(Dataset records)

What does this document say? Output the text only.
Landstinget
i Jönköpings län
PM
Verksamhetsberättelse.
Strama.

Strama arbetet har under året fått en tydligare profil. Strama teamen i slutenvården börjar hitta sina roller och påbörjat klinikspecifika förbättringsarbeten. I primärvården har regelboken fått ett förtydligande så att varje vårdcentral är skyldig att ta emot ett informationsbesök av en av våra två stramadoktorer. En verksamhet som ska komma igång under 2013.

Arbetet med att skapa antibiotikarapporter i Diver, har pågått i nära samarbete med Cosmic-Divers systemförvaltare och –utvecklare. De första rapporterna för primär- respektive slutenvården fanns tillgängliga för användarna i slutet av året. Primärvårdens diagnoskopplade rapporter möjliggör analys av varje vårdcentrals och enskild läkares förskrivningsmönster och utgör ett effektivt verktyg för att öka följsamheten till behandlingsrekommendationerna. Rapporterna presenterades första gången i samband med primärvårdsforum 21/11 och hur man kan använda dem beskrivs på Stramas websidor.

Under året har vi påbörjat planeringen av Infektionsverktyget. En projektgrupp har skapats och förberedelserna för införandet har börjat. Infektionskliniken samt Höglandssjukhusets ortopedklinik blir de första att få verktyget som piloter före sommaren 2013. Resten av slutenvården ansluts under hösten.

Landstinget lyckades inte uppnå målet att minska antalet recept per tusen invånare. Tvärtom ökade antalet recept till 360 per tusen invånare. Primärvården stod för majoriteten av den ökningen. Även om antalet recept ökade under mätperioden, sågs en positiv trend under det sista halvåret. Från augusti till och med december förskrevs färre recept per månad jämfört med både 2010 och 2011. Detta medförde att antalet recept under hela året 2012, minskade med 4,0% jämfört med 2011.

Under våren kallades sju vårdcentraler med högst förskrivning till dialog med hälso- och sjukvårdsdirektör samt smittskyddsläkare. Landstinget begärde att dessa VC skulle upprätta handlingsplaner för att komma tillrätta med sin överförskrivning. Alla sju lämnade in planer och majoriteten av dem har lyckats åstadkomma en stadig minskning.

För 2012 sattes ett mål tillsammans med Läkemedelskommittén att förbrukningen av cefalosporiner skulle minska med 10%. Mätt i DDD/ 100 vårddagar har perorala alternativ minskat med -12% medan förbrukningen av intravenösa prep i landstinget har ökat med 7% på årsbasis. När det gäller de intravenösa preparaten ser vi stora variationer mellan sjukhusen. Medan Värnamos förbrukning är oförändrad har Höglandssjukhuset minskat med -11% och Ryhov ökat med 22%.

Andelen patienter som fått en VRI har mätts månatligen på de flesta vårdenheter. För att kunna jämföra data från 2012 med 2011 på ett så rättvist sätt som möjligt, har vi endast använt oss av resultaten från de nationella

### Directions
Please restate the whole listing word for word.

### Complete output
What does this document say? Output the text only.
Landstinget
i Jönköpings län
PM
Verksamhetsberättelse.
Strama.

Strama arbetet har under året fått en tydligare profil. Strama teamen i slutenvården börjar hitta sina roller och påbörjat klinikspecifika förbättringsarbeten. I primärvården har regelboken fått ett förtydligande så att varje vårdcentral är skyldig att ta emot ett informationsbesök av en av våra två stramadoktorer. En verksamhet som ska komma igång under 2013.

Arbetet med att skapa antibiotikarapporter i Diver, har pågått i nära samarbete med Cosmic-Divers systemförvaltare och –utvecklare. De första rapporterna för primär- respektive slutenvården fanns tillgängliga för användarna i slutet av året. Primärvårdens diagnoskopplade rapporter möjliggör analys av varje vårdcentrals och enskild läkares förskrivningsmönster och utgör ett effektivt verktyg för att öka följsamheten till behandlingsrekommendationerna. Rapporterna presenterades första gången i samband med primärvårdsforum 21/11 och hur man kan använda dem beskrivs på Stramas websidor.

Under året har vi påbörjat planeringen av Infektionsverktyget. En projektgrupp har skapats och förberedelserna för införandet har börjat. Infektionskliniken samt Höglandssjukhusets ortopedklinik blir de första att få verktyget som piloter före sommaren 2013. Resten av slutenvården ansluts under hösten.

Landstinget lyckades inte uppnå målet att minska antalet recept per tusen invånare. Tvärtom ökade antalet recept till 360 per tusen invånare. Primärvården stod för majoriteten av den ökningen. Även om antalet recept ökade under mätperioden, sågs en positiv trend under det sista halvåret. Från augusti till och med december förskrevs färre recept per månad jämfört med både 2010 och 2011. Detta medförde att antalet recept under hela året 2012, minskade med 4,0% jämfört med 2011.

Under våren kallades sju vårdcentraler med högst förskrivning till dialog med hälso- och sjukvårdsdirektör samt smittskyddsläkare. Landstinget begärde att dessa VC skulle upprätta handlingsplaner för att komma tillrätta med sin överförskrivning. Alla sju lämnade in planer och majoriteten av dem har lyckats åstadkomma en stadig minskning.

För 2012 sattes ett mål tillsammans med Läkemedelskommittén att förbrukningen av cefalosporiner skulle minska med 10%. Mätt i DDD/ 100 vårddagar har perorala alternativ minskat med -12% medan förbrukningen av intravenösa prep i landstinget har ökat med 7% på årsbasis. När det gäller de intravenösa preparaten ser vi stora variationer mellan sjukhusen. Medan Värnamos förbrukning är oförändrad har Höglandssjukhuset minskat med -11% och Ryhov ökat med 22%.

Andelen patienter som fått en VRI har mätts månatligen på de flesta vårdenheter. För att kunna jämföra data från 2012 med 2011 på ett så rättvist sätt som möjligt, har vi endast använt oss av resultaten från de nationella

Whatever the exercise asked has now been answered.